## SET PROBLEM
Find each line with the word "глюкуронилтрансферазы" and say how many there are, nothing else.
-- Start DATA ROWS --
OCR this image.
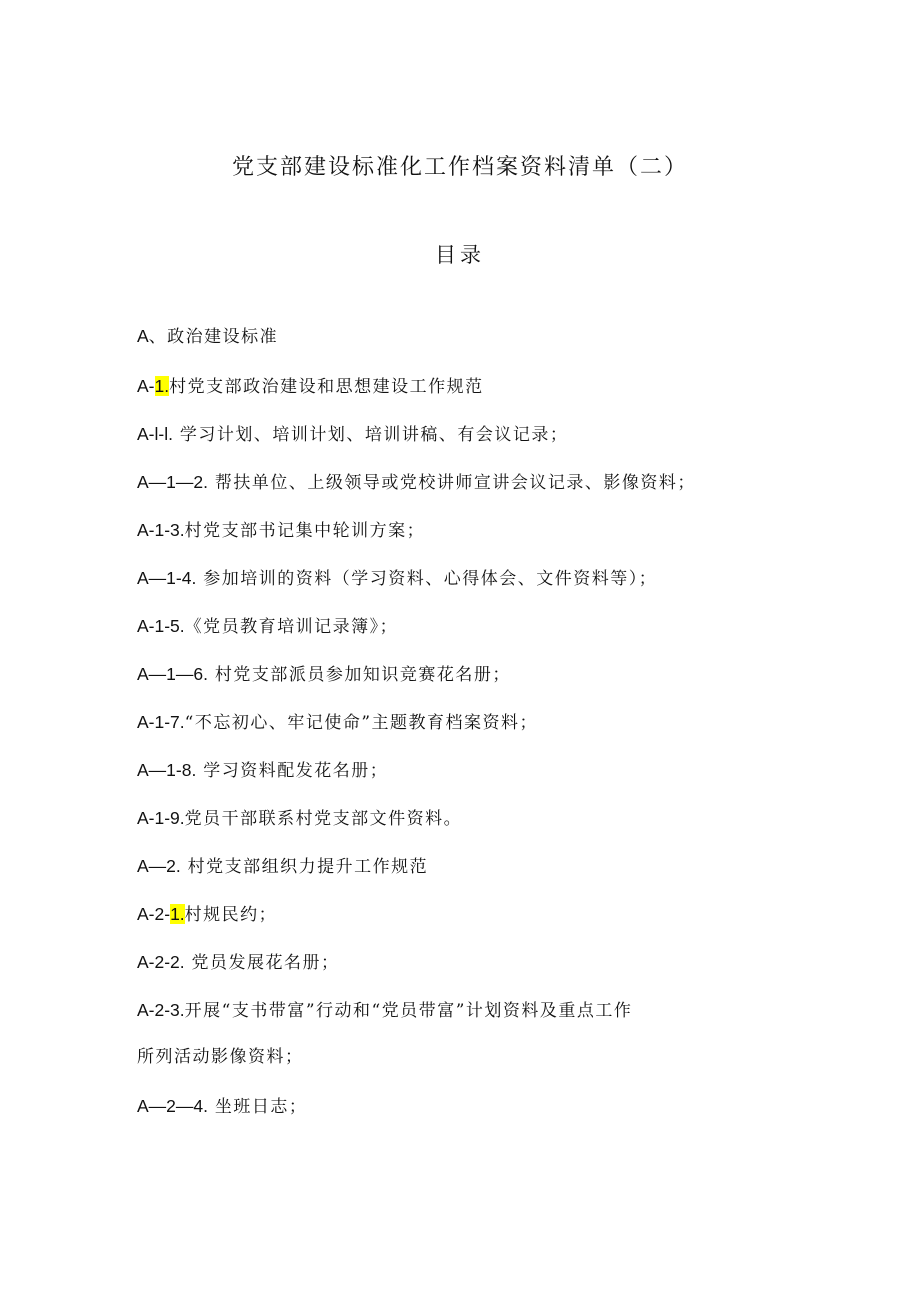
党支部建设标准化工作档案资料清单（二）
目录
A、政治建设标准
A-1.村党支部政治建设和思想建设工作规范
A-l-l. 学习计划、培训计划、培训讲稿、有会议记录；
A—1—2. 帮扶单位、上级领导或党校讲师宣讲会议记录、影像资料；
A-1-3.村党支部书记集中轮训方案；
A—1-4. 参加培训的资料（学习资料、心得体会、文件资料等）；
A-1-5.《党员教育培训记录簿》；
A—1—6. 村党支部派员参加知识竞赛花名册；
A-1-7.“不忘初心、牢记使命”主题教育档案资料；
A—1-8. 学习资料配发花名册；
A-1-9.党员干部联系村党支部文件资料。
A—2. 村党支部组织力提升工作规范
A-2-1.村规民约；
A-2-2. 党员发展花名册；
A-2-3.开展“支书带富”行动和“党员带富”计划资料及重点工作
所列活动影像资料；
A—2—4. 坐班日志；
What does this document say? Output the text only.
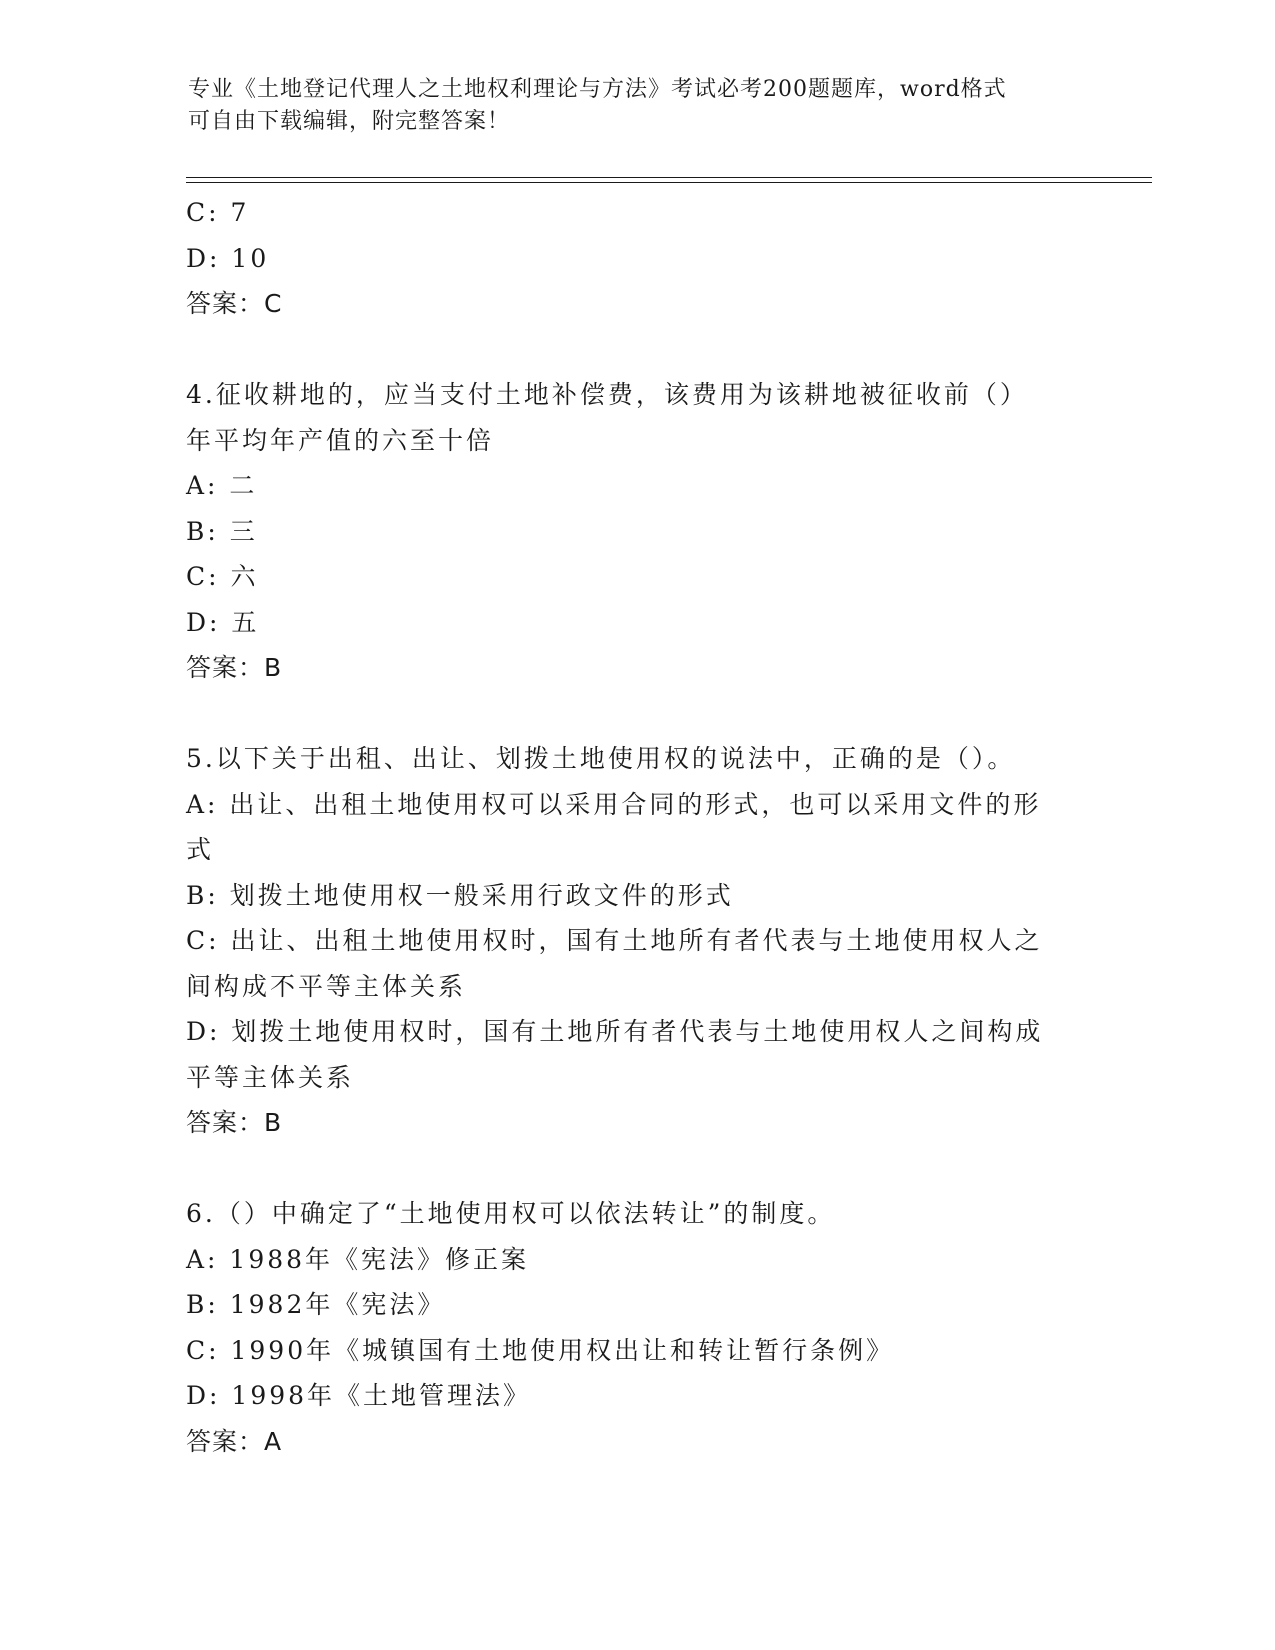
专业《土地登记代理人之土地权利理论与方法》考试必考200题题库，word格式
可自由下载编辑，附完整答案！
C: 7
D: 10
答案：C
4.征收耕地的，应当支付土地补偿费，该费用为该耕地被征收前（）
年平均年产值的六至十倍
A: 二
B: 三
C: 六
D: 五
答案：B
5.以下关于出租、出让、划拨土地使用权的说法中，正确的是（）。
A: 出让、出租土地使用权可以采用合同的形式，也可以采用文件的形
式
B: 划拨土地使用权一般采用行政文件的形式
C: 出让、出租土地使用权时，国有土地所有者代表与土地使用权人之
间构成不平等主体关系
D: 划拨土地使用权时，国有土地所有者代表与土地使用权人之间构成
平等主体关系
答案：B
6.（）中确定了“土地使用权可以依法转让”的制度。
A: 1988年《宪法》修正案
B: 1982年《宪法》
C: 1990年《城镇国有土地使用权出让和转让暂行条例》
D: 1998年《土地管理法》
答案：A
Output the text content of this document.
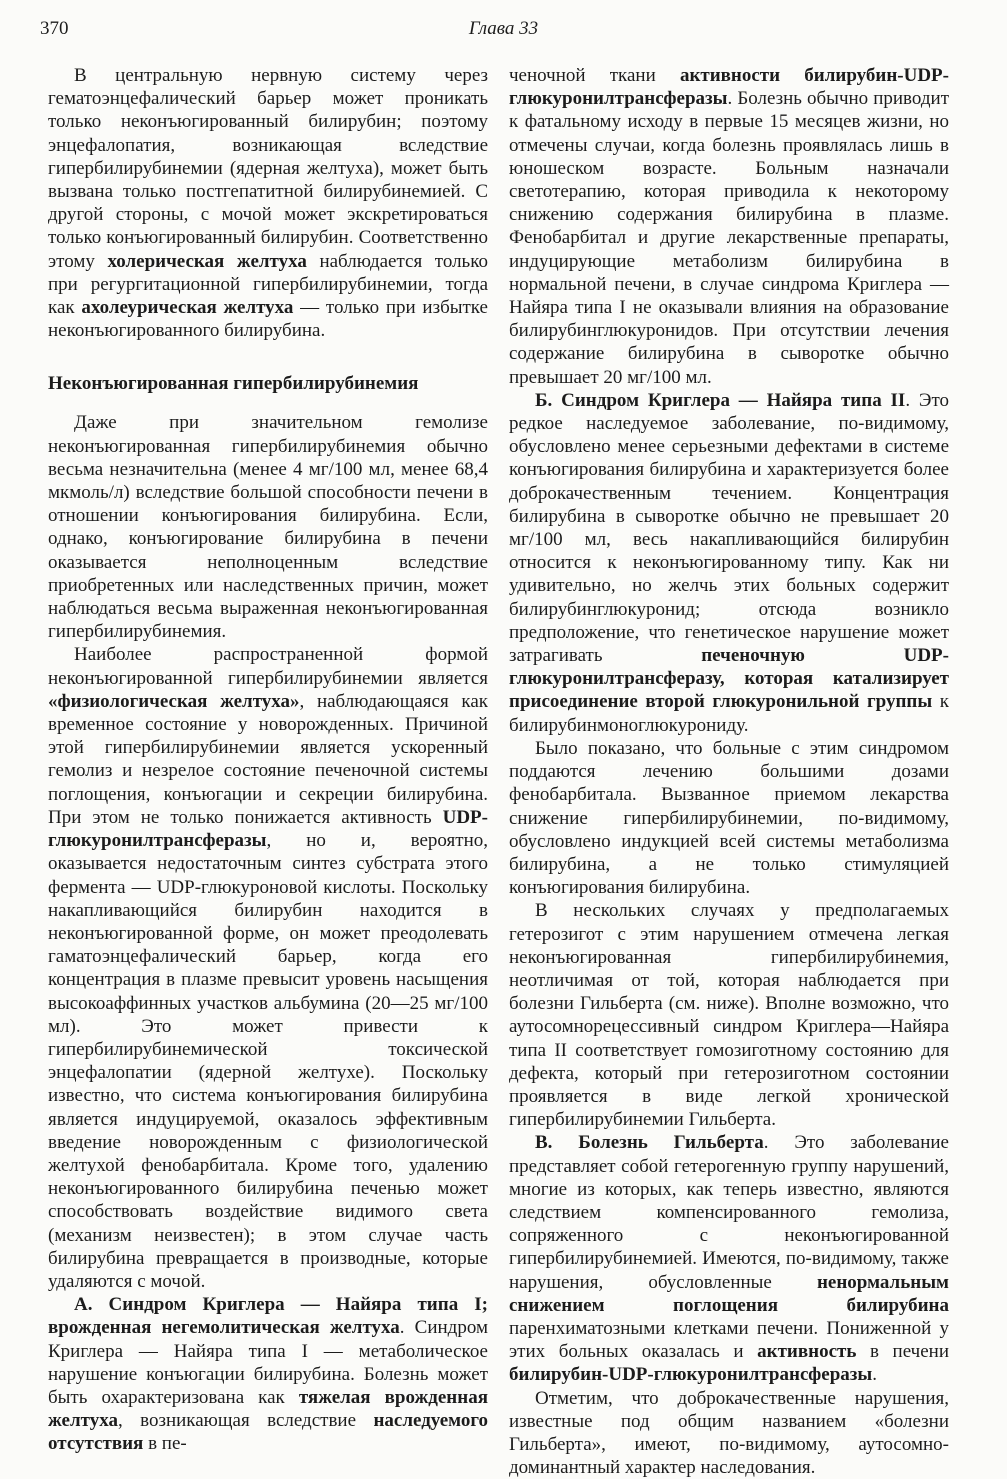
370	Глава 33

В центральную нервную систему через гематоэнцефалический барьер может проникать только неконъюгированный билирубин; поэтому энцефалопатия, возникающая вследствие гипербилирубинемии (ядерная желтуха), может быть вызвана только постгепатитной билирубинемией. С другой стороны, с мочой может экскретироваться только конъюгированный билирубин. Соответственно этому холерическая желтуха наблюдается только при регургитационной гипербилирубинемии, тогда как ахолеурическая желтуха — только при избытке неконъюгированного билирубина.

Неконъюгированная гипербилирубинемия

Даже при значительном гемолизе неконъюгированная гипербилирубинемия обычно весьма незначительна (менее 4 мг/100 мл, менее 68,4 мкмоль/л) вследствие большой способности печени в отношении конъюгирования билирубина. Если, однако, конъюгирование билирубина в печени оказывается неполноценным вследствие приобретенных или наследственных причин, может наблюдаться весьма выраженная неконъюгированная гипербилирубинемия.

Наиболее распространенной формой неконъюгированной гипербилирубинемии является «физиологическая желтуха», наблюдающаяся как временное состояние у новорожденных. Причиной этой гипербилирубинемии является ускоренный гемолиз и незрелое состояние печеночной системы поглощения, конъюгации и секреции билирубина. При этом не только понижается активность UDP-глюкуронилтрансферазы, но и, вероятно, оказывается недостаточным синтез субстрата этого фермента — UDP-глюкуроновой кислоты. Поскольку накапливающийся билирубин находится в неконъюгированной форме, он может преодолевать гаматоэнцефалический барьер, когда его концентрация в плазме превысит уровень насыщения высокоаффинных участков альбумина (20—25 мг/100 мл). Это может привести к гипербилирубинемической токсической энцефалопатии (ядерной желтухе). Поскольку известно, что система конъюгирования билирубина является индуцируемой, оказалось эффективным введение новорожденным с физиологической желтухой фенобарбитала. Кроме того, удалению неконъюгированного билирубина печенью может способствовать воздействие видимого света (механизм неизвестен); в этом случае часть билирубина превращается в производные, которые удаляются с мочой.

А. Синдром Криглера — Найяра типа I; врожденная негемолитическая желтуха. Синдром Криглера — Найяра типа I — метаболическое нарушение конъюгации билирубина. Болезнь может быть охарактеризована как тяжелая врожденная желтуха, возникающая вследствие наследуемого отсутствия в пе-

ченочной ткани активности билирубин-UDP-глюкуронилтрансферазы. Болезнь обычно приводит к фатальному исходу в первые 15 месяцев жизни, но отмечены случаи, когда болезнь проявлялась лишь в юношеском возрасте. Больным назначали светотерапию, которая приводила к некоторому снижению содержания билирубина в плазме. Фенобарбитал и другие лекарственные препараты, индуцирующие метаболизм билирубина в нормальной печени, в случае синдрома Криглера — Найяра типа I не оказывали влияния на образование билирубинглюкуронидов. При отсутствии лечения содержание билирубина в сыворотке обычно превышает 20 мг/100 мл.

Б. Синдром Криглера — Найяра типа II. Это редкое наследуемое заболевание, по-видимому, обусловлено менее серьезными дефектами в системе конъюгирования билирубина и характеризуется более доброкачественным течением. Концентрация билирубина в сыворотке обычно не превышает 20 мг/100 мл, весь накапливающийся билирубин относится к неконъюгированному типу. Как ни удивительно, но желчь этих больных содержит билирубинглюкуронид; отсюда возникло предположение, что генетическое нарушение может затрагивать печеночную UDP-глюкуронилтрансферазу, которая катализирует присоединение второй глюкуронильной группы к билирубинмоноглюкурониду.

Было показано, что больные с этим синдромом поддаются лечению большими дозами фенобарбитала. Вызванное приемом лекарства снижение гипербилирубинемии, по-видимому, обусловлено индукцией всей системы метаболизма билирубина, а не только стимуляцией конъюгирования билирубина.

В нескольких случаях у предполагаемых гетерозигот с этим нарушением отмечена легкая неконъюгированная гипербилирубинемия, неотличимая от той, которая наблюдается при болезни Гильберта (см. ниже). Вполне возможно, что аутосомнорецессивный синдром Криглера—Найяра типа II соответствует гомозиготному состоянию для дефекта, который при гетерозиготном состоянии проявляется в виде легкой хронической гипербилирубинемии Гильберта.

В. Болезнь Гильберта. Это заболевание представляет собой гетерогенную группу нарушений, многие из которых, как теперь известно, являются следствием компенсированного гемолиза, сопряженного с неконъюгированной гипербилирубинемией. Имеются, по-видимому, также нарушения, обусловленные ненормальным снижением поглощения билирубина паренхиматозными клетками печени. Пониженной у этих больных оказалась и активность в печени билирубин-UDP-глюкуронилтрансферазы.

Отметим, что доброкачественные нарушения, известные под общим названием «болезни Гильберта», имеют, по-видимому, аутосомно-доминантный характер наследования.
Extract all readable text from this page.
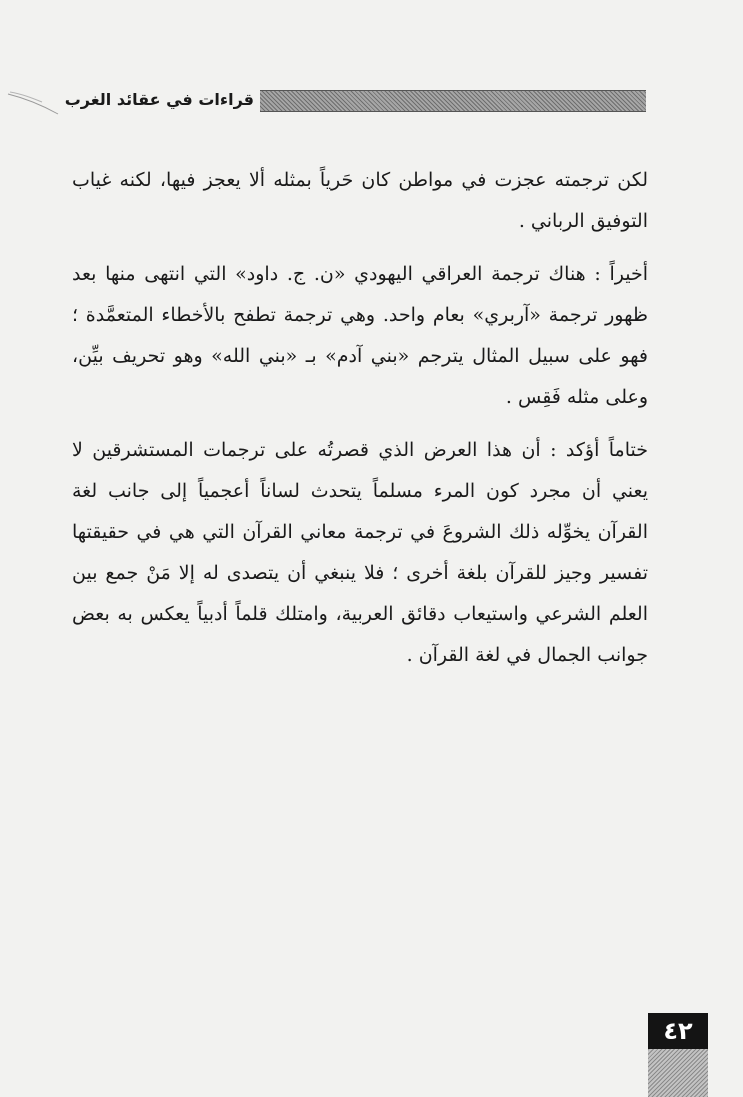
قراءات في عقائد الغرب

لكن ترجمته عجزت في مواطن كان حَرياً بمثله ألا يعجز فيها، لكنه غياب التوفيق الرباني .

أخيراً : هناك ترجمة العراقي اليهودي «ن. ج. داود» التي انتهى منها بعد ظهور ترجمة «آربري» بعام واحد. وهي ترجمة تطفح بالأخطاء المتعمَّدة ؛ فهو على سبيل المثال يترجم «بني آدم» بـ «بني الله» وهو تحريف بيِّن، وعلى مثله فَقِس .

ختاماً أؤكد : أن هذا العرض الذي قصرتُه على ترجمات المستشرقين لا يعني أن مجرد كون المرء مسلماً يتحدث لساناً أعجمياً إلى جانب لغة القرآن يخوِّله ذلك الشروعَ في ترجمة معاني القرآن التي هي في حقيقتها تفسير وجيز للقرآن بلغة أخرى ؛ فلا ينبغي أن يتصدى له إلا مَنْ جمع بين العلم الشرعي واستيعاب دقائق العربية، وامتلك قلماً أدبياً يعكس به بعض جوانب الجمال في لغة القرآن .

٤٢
-- End DATA ROWS --
## EXPECTED ANSWER
3